> **EXCERPT TO READ**
+++++

In May 11, two front page stories appeared in the Wall Street Journal and the Washington Post – one ominous sign for any industry – that tell it all:

Journal: "Gloom and Doom/New Rules, Demands Put Dangerous Strain on Electric Supply/Partial Deregulation Breeds Confusion in Industry; Summer Shortage Feared."

Post: "Utilities Secretly Lobbied Congress/Electric Firms Gave Millions to Left and Right to Halt Deregulation."

We sleuths are left to muddle over two theories regarding these articles:

(1) Perhaps they are causally linked, i.e. the cause of the first is, in significant measure, the reason the events described in the second article are happening; or

(2) Perhaps they are tactically linked, i.e. the persons responsible for the events described in the second article are responsible for the placement of the first article.

In any case, the highpoints of the articles are worth mulling, at the stratospheric heights level of the economy and the power brokers (old style), so we can appropriately assess the reported efforts of the more Lilliputian players on the inside-the-beltway stage: the Congress, the FERC, the Energy Department.

+++++

> **INFORMATION SHOWN**
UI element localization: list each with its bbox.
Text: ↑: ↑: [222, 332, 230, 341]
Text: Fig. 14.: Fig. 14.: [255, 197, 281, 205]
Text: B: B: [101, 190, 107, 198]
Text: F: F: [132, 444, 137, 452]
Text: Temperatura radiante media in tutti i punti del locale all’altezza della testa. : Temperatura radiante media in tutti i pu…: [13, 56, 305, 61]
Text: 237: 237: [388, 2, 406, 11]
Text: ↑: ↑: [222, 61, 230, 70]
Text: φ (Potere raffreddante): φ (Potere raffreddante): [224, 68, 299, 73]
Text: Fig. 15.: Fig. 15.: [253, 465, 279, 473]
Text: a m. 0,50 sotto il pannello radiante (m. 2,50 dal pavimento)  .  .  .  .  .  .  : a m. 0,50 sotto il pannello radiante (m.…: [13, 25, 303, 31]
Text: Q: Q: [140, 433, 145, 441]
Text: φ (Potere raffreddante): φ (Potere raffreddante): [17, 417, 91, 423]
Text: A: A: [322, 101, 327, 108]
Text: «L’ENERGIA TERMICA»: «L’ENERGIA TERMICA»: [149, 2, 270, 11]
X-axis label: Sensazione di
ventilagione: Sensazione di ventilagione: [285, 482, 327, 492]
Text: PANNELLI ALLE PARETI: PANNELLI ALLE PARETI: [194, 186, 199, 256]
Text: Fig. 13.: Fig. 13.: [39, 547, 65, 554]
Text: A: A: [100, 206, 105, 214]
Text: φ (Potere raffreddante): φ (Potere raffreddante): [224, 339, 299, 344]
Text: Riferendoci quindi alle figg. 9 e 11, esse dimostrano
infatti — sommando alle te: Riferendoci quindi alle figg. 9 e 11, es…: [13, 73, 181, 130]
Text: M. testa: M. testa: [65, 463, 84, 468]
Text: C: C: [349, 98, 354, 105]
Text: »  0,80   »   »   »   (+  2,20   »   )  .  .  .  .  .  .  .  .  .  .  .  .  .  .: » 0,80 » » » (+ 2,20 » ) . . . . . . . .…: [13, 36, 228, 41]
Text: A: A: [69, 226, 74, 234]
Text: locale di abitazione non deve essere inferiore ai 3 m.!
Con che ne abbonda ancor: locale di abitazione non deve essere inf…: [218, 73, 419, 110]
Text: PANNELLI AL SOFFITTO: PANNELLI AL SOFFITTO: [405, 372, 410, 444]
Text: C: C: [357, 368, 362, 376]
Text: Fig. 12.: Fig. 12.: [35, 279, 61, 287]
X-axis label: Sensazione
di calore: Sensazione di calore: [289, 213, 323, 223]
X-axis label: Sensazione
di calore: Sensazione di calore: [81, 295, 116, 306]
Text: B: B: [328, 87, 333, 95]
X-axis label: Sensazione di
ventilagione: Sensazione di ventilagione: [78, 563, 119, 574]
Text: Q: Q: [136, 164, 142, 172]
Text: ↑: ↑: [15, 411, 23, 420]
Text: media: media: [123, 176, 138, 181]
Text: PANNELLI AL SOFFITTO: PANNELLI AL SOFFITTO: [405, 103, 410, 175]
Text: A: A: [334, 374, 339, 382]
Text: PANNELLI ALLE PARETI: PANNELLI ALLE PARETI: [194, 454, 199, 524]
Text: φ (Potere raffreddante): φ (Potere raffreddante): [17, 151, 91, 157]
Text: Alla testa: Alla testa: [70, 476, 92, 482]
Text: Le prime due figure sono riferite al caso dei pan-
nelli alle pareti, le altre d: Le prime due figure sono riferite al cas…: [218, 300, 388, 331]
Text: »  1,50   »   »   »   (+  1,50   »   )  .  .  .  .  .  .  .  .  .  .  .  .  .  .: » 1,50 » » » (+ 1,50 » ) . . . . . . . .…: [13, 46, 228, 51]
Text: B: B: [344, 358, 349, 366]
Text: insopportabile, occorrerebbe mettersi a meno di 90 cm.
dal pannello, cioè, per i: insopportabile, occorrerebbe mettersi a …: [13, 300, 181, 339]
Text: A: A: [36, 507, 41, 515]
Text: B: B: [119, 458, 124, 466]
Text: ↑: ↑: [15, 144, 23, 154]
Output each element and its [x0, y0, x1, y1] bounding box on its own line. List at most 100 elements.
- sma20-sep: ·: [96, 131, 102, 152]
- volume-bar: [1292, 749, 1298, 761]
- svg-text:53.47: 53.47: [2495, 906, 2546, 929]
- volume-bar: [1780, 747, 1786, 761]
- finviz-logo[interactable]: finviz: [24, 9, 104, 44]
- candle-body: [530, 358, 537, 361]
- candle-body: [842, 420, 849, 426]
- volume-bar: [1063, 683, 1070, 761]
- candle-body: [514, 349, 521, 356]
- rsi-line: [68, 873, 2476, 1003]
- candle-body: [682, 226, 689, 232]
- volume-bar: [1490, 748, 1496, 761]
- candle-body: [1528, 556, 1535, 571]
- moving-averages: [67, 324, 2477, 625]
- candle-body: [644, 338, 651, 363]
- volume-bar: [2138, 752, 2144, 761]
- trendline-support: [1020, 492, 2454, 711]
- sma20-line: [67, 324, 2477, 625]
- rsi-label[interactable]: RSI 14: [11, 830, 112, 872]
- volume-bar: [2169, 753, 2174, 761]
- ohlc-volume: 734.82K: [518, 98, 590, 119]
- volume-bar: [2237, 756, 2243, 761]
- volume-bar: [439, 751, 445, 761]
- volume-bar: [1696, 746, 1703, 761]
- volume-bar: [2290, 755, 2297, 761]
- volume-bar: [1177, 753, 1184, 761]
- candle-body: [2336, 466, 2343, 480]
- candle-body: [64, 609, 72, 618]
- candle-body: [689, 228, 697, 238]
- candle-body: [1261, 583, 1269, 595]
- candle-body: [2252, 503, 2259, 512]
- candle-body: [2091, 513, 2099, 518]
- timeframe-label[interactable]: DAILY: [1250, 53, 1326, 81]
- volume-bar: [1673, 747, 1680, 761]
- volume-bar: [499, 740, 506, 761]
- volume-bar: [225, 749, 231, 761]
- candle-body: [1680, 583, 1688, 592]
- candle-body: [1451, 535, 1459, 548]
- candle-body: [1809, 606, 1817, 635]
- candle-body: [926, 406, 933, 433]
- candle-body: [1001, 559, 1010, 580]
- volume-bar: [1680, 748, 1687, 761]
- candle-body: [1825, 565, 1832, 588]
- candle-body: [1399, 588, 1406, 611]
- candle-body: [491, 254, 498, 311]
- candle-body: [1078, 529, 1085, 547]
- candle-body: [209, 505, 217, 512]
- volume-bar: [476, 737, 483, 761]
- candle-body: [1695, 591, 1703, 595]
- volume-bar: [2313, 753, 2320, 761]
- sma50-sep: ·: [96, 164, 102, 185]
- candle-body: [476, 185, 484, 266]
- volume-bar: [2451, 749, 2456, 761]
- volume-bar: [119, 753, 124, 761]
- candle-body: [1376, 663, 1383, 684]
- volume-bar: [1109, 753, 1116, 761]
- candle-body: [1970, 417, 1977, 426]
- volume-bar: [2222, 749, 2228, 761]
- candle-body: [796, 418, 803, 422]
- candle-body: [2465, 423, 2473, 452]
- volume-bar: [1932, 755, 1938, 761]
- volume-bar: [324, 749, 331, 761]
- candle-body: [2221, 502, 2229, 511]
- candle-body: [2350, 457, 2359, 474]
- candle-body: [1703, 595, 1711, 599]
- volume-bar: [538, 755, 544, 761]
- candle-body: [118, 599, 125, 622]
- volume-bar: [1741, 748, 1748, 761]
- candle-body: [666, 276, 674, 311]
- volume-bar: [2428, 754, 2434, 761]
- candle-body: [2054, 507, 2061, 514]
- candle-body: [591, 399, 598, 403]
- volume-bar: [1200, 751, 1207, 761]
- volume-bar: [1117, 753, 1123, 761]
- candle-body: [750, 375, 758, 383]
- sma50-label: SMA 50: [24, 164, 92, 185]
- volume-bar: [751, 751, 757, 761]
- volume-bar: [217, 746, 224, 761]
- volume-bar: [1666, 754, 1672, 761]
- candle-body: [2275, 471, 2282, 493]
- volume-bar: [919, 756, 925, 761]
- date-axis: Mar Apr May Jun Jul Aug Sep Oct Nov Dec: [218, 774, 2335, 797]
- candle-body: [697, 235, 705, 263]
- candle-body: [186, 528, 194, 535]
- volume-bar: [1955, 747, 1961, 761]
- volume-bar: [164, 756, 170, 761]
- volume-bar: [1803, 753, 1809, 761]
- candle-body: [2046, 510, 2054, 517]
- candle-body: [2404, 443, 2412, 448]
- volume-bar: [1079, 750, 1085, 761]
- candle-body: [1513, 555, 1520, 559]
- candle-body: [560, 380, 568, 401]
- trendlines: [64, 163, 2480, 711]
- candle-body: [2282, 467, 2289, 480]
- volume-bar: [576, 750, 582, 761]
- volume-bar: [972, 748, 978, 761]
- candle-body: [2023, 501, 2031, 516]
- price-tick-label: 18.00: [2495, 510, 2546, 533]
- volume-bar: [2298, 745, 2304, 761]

+++++

> **SET TASKS**
1 > In the excerpt on electricity deregulation, which newspaper ran the front-page story saying utilities secretly lobbied Congress?
2 > Write the next few paragraphs of the excerpt on electricity deregulation, starting after its final sentence.

> **ANSWERS GIVEN**
1 > The Washington Post

2 >
Now is the summer of our discontent: the forecast is brownouts. The accused (per the Journal): deregulation. Instead of competition and efficiency, it has provided confusion. It has yielded us "a national electric system that is vulnerable to disruptions caused by equipment breakdowns and human error as newly established regional grid operators assume responsibility for more much larger areas than those formerly overseen by individual local utilities . . .. The incomplete nature of deregulation has produced planning paralysis that could have long term consequences."

One result: major transmission-constrained islands like San Diego, in which generators seek higher prices since they can’t sell outside of them, and from outside to which power cannot be imported except at high prices. Also fortress islands, like Florida, where monopolists have fought off deregulation and outside merchant plant suppliers despite looming shortages.

Segue to the Post article, which discloses that some of the nation’s largest electric utilities have secretly funneled millions of dollars through two front groups – one headed by leading conservatives and the other affiliated with unions – to stop Congress from deregulating their industry. They believed "using seemingly independent surrogates made their case more believable and shielded them from political risk." The goals of the program were to bottleneck legislation, demonize federal utility regulators and use debates about nuclear power as a provocative wedge issue.

Against this background, it’s hard to take seriously the struttings and posing on the public stage of "officials." Secretary Richardson of DOE has been barnstorming the country warning of shortages and proposing that FERC take the lead, stripping some powers over the transmission of power from state legislators. (Message: it will be the Republican’s Congress’ fault not the Democratic Administration’s when the foreseeable happens.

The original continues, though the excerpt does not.